- What the task requires -
Omit the images, then output each of the records below exactly.

=== Material to process ===

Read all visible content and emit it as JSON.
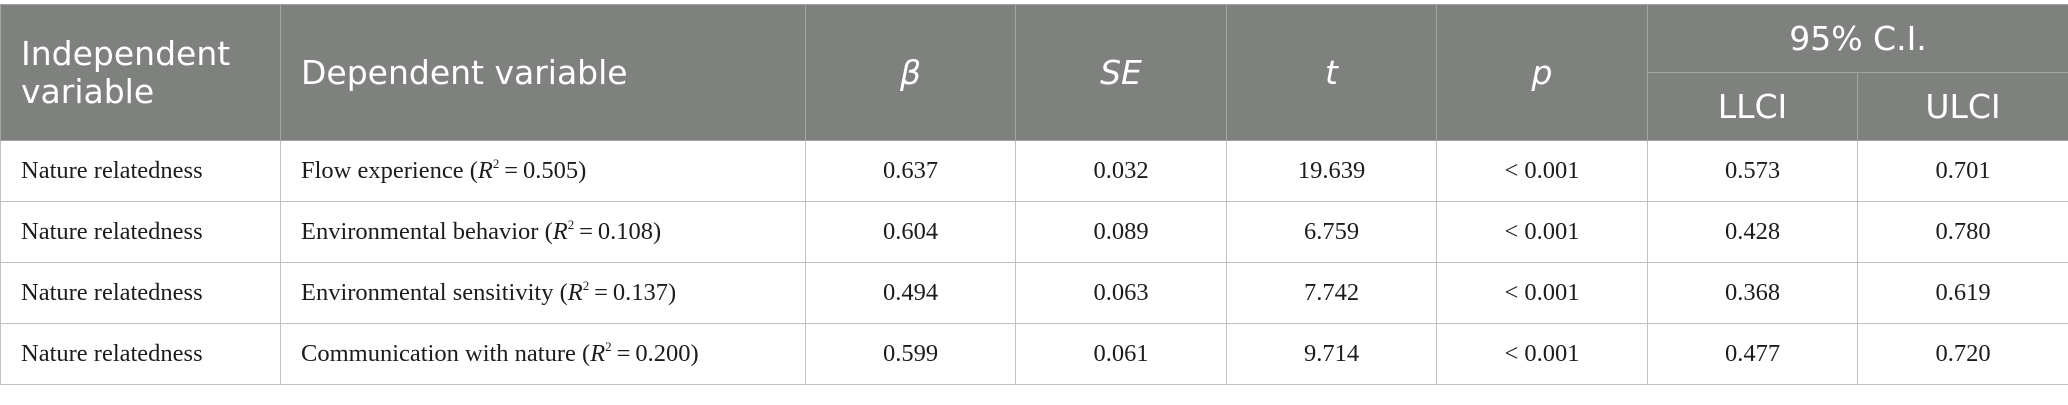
{
  "table": {
    "headers": {
      "independent_variable": "Independent variable",
      "dependent_variable": "Dependent variable",
      "beta": "β",
      "se": "SE",
      "t": "t",
      "p": "p",
      "ci_group": "95% C.I.",
      "llci": "LLCI",
      "ulci": "ULCI"
    },
    "rows": [
      {
        "independent": "Nature relatedness",
        "dependent_label": "Flow experience",
        "r2_value": "0.505",
        "beta": "0.637",
        "se": "0.032",
        "t": "19.639",
        "p": "< 0.001",
        "llci": "0.573",
        "ulci": "0.701"
      },
      {
        "independent": "Nature relatedness",
        "dependent_label": "Environmental behavior",
        "r2_value": "0.108",
        "beta": "0.604",
        "se": "0.089",
        "t": "6.759",
        "p": "< 0.001",
        "llci": "0.428",
        "ulci": "0.780"
      },
      {
        "independent": "Nature relatedness",
        "dependent_label": "Environmental sensitivity",
        "r2_value": "0.137",
        "beta": "0.494",
        "se": "0.063",
        "t": "7.742",
        "p": "< 0.001",
        "llci": "0.368",
        "ulci": "0.619"
      },
      {
        "independent": "Nature relatedness",
        "dependent_label": "Communication with nature",
        "r2_value": "0.200",
        "beta": "0.599",
        "se": "0.061",
        "t": "9.714",
        "p": "< 0.001",
        "llci": "0.477",
        "ulci": "0.720"
      }
    ]
  }
}
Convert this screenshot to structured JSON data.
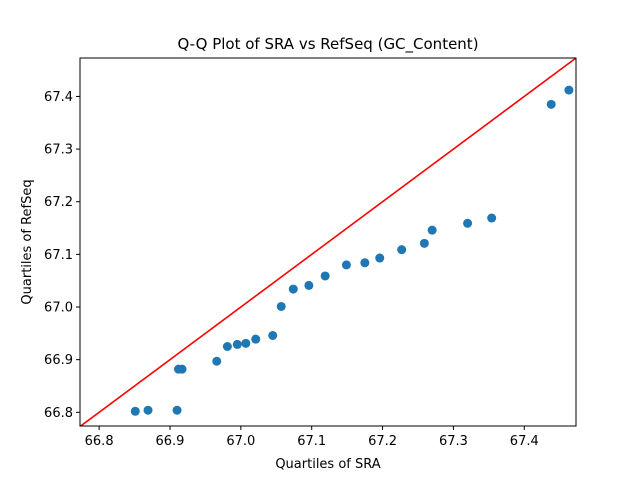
{
  "chart_data": {
    "type": "scatter",
    "title": "Q-Q Plot of SRA vs RefSeq (GC_Content)",
    "xlabel": "Quartiles of SRA",
    "ylabel": "Quartiles of RefSeq",
    "xlim": [
      66.773,
      67.473
    ],
    "ylim": [
      66.774,
      67.473
    ],
    "xticks": [
      66.8,
      66.9,
      67.0,
      67.1,
      67.2,
      67.3,
      67.4
    ],
    "yticks": [
      66.8,
      66.9,
      67.0,
      67.1,
      67.2,
      67.3,
      67.4
    ],
    "grid": false,
    "series": [
      {
        "color": "#1f77b4",
        "x": [
          66.851,
          66.869,
          66.91,
          66.912,
          66.917,
          66.966,
          66.981,
          66.995,
          67.007,
          67.021,
          67.045,
          67.057,
          67.074,
          67.096,
          67.119,
          67.149,
          67.175,
          67.196,
          67.227,
          67.259,
          67.27,
          67.32,
          67.354,
          67.438,
          67.463
        ],
        "y": [
          66.802,
          66.804,
          66.804,
          66.882,
          66.882,
          66.897,
          66.925,
          66.929,
          66.931,
          66.939,
          66.946,
          67.001,
          67.034,
          67.041,
          67.059,
          67.08,
          67.084,
          67.093,
          67.109,
          67.121,
          67.146,
          67.159,
          67.169,
          67.385,
          67.412
        ]
      }
    ],
    "reference_line": {
      "color": "#ff0000",
      "x": [
        66.773,
        67.473
      ],
      "y": [
        66.773,
        67.473
      ]
    }
  }
}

===

- Solution for this exercise -
Read all visible content and emit it as JSON.
{
  "table": {
    "headers": {
      "independent_variable": "Independent variable",
      "dependent_variable": "Dependent variable",
      "beta": "β",
      "se": "SE",
      "t": "t",
      "p": "p",
      "ci_group": "95% C.I.",
      "llci": "LLCI",
      "ulci": "ULCI"
    },
    "rows": [
      {
        "independent": "Nature relatedness",
        "dependent_label": "Flow experience",
        "r2_value": "0.505",
        "beta": "0.637",
        "se": "0.032",
        "t": "19.639",
        "p": "< 0.001",
        "llci": "0.573",
        "ulci": "0.701"
      },
      {
        "independent": "Nature relatedness",
        "dependent_label": "Environmental behavior",
        "r2_value": "0.108",
        "beta": "0.604",
        "se": "0.089",
        "t": "6.759",
        "p": "< 0.001",
        "llci": "0.428",
        "ulci": "0.780"
      },
      {
        "independent": "Nature relatedness",
        "dependent_label": "Environmental sensitivity",
        "r2_value": "0.137",
        "beta": "0.494",
        "se": "0.063",
        "t": "7.742",
        "p": "< 0.001",
        "llci": "0.368",
        "ulci": "0.619"
      },
      {
        "independent": "Nature relatedness",
        "dependent_label": "Communication with nature",
        "r2_value": "0.200",
        "beta": "0.599",
        "se": "0.061",
        "t": "9.714",
        "p": "< 0.001",
        "llci": "0.477",
        "ulci": "0.720"
      }
    ]
  }
}
Convert this screenshot to structured JSON data.
{
  "chart_data": {
    "type": "scatter",
    "title": "Q-Q Plot of SRA vs RefSeq (GC_Content)",
    "xlabel": "Quartiles of SRA",
    "ylabel": "Quartiles of RefSeq",
    "xlim": [
      66.773,
      67.473
    ],
    "ylim": [
      66.774,
      67.473
    ],
    "xticks": [
      66.8,
      66.9,
      67.0,
      67.1,
      67.2,
      67.3,
      67.4
    ],
    "yticks": [
      66.8,
      66.9,
      67.0,
      67.1,
      67.2,
      67.3,
      67.4
    ],
    "grid": false,
    "series": [
      {
        "color": "#1f77b4",
        "x": [
          66.851,
          66.869,
          66.91,
          66.912,
          66.917,
          66.966,
          66.981,
          66.995,
          67.007,
          67.021,
          67.045,
          67.057,
          67.074,
          67.096,
          67.119,
          67.149,
          67.175,
          67.196,
          67.227,
          67.259,
          67.27,
          67.32,
          67.354,
          67.438,
          67.463
        ],
        "y": [
          66.802,
          66.804,
          66.804,
          66.882,
          66.882,
          66.897,
          66.925,
          66.929,
          66.931,
          66.939,
          66.946,
          67.001,
          67.034,
          67.041,
          67.059,
          67.08,
          67.084,
          67.093,
          67.109,
          67.121,
          67.146,
          67.159,
          67.169,
          67.385,
          67.412
        ]
      }
    ],
    "reference_line": {
      "color": "#ff0000",
      "x": [
        66.773,
        67.473
      ],
      "y": [
        66.773,
        67.473
      ]
    }
  }
}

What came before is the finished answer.